> Directions for this task:
Keep the pictures out and restate every record exactly.

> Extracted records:
○ ○ ○ ○ ○

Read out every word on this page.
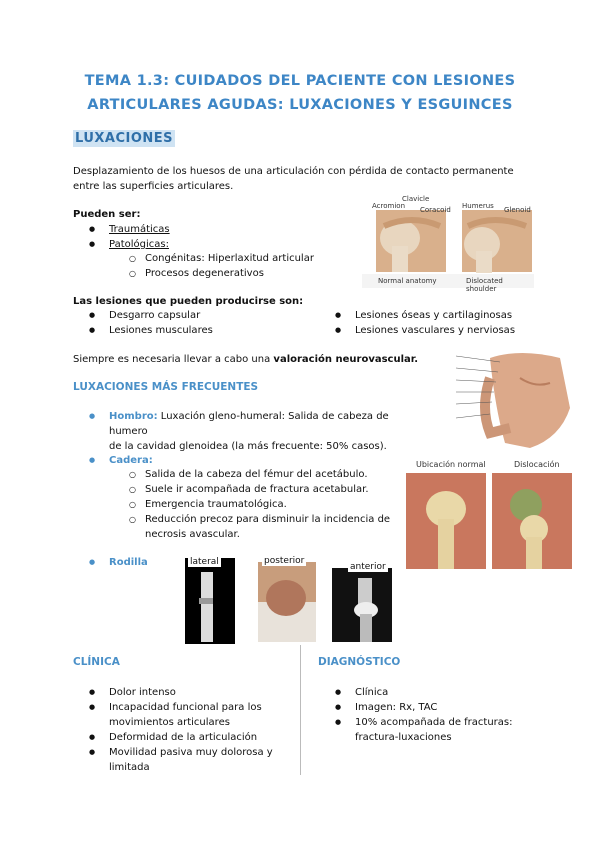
TEMA 1.3: CUIDADOS DEL PACIENTE CON LESIONES
ARTICULARES AGUDAS: LUXACIONES Y ESGUINCES
LUXACIONES
Desplazamiento de los huesos de una articulación con pérdida de contacto permanente
entre las superficies articulares.
Pueden ser:
● Traumáticas
● Patológicas:
○ Congénitas: Hiperlaxitud articular
○ Procesos degenerativos
Acromion
Clavicle
Coracoid Humerus Glenoid
Normal anatomy	Dislocated shoulder
Las lesiones que pueden producirse son:
● Desgarro capsular
● Lesiones musculares
● Lesiones óseas y cartilaginosas
● Lesiones vasculares y nerviosas
Siempre es necesaria llevar a cabo una valoración neurovascular.
LUXACIONES MÁS FRECUENTES
● Hombro: Luxación gleno-humeral: Salida de cabeza de humero
de la cavidad glenoidea (la más frecuente: 50% casos).
● Cadera:
○ Salida de la cabeza del fémur del acetábulo.
○ Suele ir acompañada de fractura acetabular.
○ Emergencia traumatológica.
○ Reducción precoz para disminuir la incidencia de
necrosis avascular.
Ubicación normal	Dislocación
● Rodilla	lateral	posterior
anterior
CLÍNICA
● Dolor intenso
● Incapacidad funcional para los
movimientos articulares
● Deformidad de la articulación
● Movilidad pasiva muy dolorosa y
limitada
DIAGNÓSTICO
● Clínica
● Imagen: Rx, TAC
● 10% acompañada de fracturas:
fractura-luxaciones
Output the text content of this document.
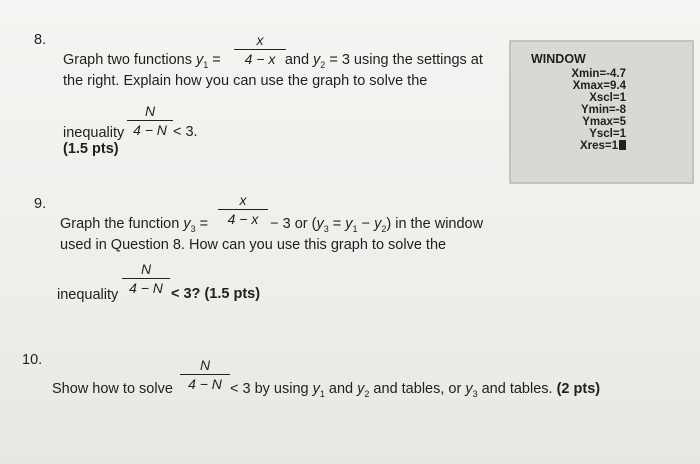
8.	x
4 − x
Graph two functions $y_1$ =	and $y_2 = 3$ using the settings at
the right. Explain how you can use the graph to solve the
N
4 − N
inequality	< 3.
(1.5 pts)
WINDOW
Xmin=-4.7
Xmax=9.4
Xscl=1
Ymin=-8
Ymax=5
Yscl=1
Xres=1
9.	x
4 − x
Graph the function $y_3$ =	− 3 or $(y_3 = y_1 - y_2)$ in the window
used in Question 8. How can you use this graph to solve the
N
4 − N
inequality	< 3? (1.5 pts)
10.	N
4 − N
Show how to solve	< 3 by using $y_1$ and $y_2$ and tables, or $y_3$ and tables. (2 pts)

○ ○ ○ ○ ○

> Task output:
Read out every word on this page.
TEMA 1.3: CUIDADOS DEL PACIENTE CON LESIONES
ARTICULARES AGUDAS: LUXACIONES Y ESGUINCES
LUXACIONES
Desplazamiento de los huesos de una articulación con pérdida de contacto permanente
entre las superficies articulares.
Pueden ser:
● Traumáticas
● Patológicas:
○ Congénitas: Hiperlaxitud articular
○ Procesos degenerativos
Acromion
Clavicle
Coracoid Humerus Glenoid
Normal anatomy	Dislocated shoulder
Las lesiones que pueden producirse son:
● Desgarro capsular
● Lesiones musculares
● Lesiones óseas y cartilaginosas
● Lesiones vasculares y nerviosas
Siempre es necesaria llevar a cabo una valoración neurovascular.
LUXACIONES MÁS FRECUENTES
● Hombro: Luxación gleno-humeral: Salida de cabeza de humero
de la cavidad glenoidea (la más frecuente: 50% casos).
● Cadera:
○ Salida de la cabeza del fémur del acetábulo.
○ Suele ir acompañada de fractura acetabular.
○ Emergencia traumatológica.
○ Reducción precoz para disminuir la incidencia de
necrosis avascular.
Ubicación normal	Dislocación
● Rodilla	lateral	posterior
anterior
CLÍNICA
● Dolor intenso
● Incapacidad funcional para los
movimientos articulares
● Deformidad de la articulación
● Movilidad pasiva muy dolorosa y
limitada
DIAGNÓSTICO
● Clínica
● Imagen: Rx, TAC
● 10% acompañada de fracturas:
fractura-luxaciones
Output the text content of this document.
8.	x
4 − x
Graph two functions $y_1$ =	and $y_2 = 3$ using the settings at
the right. Explain how you can use the graph to solve the
N
4 − N
inequality	< 3.
(1.5 pts)
WINDOW
Xmin=-4.7
Xmax=9.4
Xscl=1
Ymin=-8
Ymax=5
Yscl=1
Xres=1
9.	x
4 − x
Graph the function $y_3$ =	− 3 or $(y_3 = y_1 - y_2)$ in the window
used in Question 8. How can you use this graph to solve the
N
4 − N
inequality	< 3? (1.5 pts)
10.	N
4 − N
Show how to solve	< 3 by using $y_1$ and $y_2$ and tables, or $y_3$ and tables. (2 pts)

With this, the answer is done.